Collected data
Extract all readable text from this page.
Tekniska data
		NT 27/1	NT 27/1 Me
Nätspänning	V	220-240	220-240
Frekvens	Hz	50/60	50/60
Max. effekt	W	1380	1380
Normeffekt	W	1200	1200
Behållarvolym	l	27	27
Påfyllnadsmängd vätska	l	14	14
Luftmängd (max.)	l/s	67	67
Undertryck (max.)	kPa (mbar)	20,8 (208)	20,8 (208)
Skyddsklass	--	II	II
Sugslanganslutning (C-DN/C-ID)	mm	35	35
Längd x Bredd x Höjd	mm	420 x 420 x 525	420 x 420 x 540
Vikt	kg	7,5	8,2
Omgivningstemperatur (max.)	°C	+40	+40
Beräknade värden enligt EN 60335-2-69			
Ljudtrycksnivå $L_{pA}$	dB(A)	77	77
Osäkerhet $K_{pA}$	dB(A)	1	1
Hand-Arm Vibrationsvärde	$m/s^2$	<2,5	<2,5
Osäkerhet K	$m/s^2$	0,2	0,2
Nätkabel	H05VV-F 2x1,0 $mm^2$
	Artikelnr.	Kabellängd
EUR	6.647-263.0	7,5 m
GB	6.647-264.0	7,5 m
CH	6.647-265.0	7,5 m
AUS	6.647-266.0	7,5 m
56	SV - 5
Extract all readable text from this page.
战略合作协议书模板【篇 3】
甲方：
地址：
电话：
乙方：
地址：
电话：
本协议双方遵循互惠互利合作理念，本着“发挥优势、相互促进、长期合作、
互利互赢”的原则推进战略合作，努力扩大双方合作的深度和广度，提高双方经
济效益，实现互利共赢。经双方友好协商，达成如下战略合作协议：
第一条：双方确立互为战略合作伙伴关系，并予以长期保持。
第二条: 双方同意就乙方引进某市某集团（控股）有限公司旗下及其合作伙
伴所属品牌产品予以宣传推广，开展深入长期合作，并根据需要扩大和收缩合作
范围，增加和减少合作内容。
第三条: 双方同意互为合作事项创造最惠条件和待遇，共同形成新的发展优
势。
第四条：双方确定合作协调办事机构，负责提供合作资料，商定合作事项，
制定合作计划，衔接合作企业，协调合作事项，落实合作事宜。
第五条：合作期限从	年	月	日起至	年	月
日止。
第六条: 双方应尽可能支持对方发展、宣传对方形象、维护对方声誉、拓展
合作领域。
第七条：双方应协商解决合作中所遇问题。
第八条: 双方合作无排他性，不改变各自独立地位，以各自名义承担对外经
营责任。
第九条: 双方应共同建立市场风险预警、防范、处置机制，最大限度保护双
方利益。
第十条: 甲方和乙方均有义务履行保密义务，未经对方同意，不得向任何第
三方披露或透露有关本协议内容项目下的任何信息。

SET EXERCISE: Transcribe all of the lines in the records precisely.

REPLY:
Extract all readable text from this page.
Tekniska data
		NT 27/1	NT 27/1 Me
Nätspänning	V	220-240	220-240
Frekvens	Hz	50/60	50/60
Max. effekt	W	1380	1380
Normeffekt	W	1200	1200
Behållarvolym	l	27	27
Påfyllnadsmängd vätska	l	14	14
Luftmängd (max.)	l/s	67	67
Undertryck (max.)	kPa (mbar)	20,8 (208)	20,8 (208)
Skyddsklass	--	II	II
Sugslanganslutning (C-DN/C-ID)	mm	35	35
Längd x Bredd x Höjd	mm	420 x 420 x 525	420 x 420 x 540
Vikt	kg	7,5	8,2
Omgivningstemperatur (max.)	°C	+40	+40
Beräknade värden enligt EN 60335-2-69			
Ljudtrycksnivå $L_{pA}$	dB(A)	77	77
Osäkerhet $K_{pA}$	dB(A)	1	1
Hand-Arm Vibrationsvärde	$m/s^2$	<2,5	<2,5
Osäkerhet K	$m/s^2$	0,2	0,2
Nätkabel	H05VV-F 2x1,0 $mm^2$
	Artikelnr.	Kabellängd
EUR	6.647-263.0	7,5 m
GB	6.647-264.0	7,5 m
CH	6.647-265.0	7,5 m
AUS	6.647-266.0	7,5 m
56	SV - 5
Extract all readable text from this page.
战略合作协议书模板【篇 3】
甲方：
地址：
电话：
乙方：
地址：
电话：
本协议双方遵循互惠互利合作理念，本着“发挥优势、相互促进、长期合作、
互利互赢”的原则推进战略合作，努力扩大双方合作的深度和广度，提高双方经
济效益，实现互利共赢。经双方友好协商，达成如下战略合作协议：
第一条：双方确立互为战略合作伙伴关系，并予以长期保持。
第二条: 双方同意就乙方引进某市某集团（控股）有限公司旗下及其合作伙
伴所属品牌产品予以宣传推广，开展深入长期合作，并根据需要扩大和收缩合作
范围，增加和减少合作内容。
第三条: 双方同意互为合作事项创造最惠条件和待遇，共同形成新的发展优
势。
第四条：双方确定合作协调办事机构，负责提供合作资料，商定合作事项，
制定合作计划，衔接合作企业，协调合作事项，落实合作事宜。
第五条：合作期限从	年	月	日起至	年	月
日止。
第六条: 双方应尽可能支持对方发展、宣传对方形象、维护对方声誉、拓展
合作领域。
第七条：双方应协商解决合作中所遇问题。
第八条: 双方合作无排他性，不改变各自独立地位，以各自名义承担对外经
营责任。
第九条: 双方应共同建立市场风险预警、防范、处置机制，最大限度保护双
方利益。
第十条: 甲方和乙方均有义务履行保密义务，未经对方同意，不得向任何第
三方披露或透露有关本协议内容项目下的任何信息。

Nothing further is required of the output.